* GOAL:
Each entry must be given again exactly; images do not belong in the copy.
start INPUT
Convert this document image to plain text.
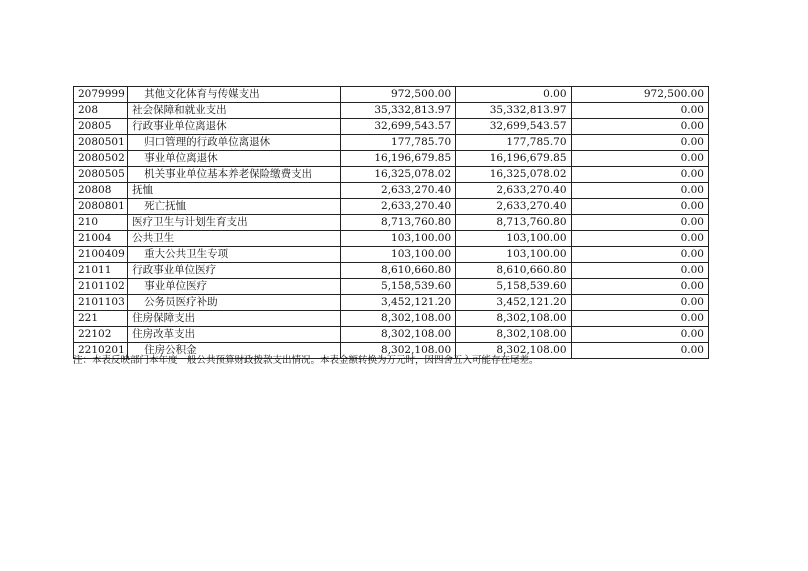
2079999	其他文化体育与传媒支出	972,500.00	0.00	972,500.00
208	社会保障和就业支出	35,332,813.97	35,332,813.97	0.00
20805	行政事业单位离退休	32,699,543.57	32,699,543.57	0.00
2080501	归口管理的行政单位离退休	177,785.70	177,785.70	0.00
2080502	事业单位离退休	16,196,679.85	16,196,679.85	0.00
2080505	机关事业单位基本养老保险缴费支出	16,325,078.02	16,325,078.02	0.00
20808	抚恤	2,633,270.40	2,633,270.40	0.00
2080801	死亡抚恤	2,633,270.40	2,633,270.40	0.00
210	医疗卫生与计划生育支出	8,713,760.80	8,713,760.80	0.00
21004	公共卫生	103,100.00	103,100.00	0.00
2100409	重大公共卫生专项	103,100.00	103,100.00	0.00
21011	行政事业单位医疗	8,610,660.80	8,610,660.80	0.00
2101102	事业单位医疗	5,158,539.60	5,158,539.60	0.00
2101103	公务员医疗补助	3,452,121.20	3,452,121.20	0.00
221	住房保障支出	8,302,108.00	8,302,108.00	0.00
22102	住房改革支出	8,302,108.00	8,302,108.00	0.00
2210201	住房公积金	8,302,108.00	8,302,108.00	0.00
注：本表反映部门本年度一般公共预算财政拨款支出情况。本表金额转换为万元时，因四舍五入可能存在尾差。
end INPUT
* WRITTEN ANSWER:
Convert this document image to plain text.
2079999	其他文化体育与传媒支出	972,500.00	0.00	972,500.00
208	社会保障和就业支出	35,332,813.97	35,332,813.97	0.00
20805	行政事业单位离退休	32,699,543.57	32,699,543.57	0.00
2080501	归口管理的行政单位离退休	177,785.70	177,785.70	0.00
2080502	事业单位离退休	16,196,679.85	16,196,679.85	0.00
2080505	机关事业单位基本养老保险缴费支出	16,325,078.02	16,325,078.02	0.00
20808	抚恤	2,633,270.40	2,633,270.40	0.00
2080801	死亡抚恤	2,633,270.40	2,633,270.40	0.00
210	医疗卫生与计划生育支出	8,713,760.80	8,713,760.80	0.00
21004	公共卫生	103,100.00	103,100.00	0.00
2100409	重大公共卫生专项	103,100.00	103,100.00	0.00
21011	行政事业单位医疗	8,610,660.80	8,610,660.80	0.00
2101102	事业单位医疗	5,158,539.60	5,158,539.60	0.00
2101103	公务员医疗补助	3,452,121.20	3,452,121.20	0.00
221	住房保障支出	8,302,108.00	8,302,108.00	0.00
22102	住房改革支出	8,302,108.00	8,302,108.00	0.00
2210201	住房公积金	8,302,108.00	8,302,108.00	0.00
注：本表反映部门本年度一般公共预算财政拨款支出情况。本表金额转换为万元时，因四舍五入可能存在尾差。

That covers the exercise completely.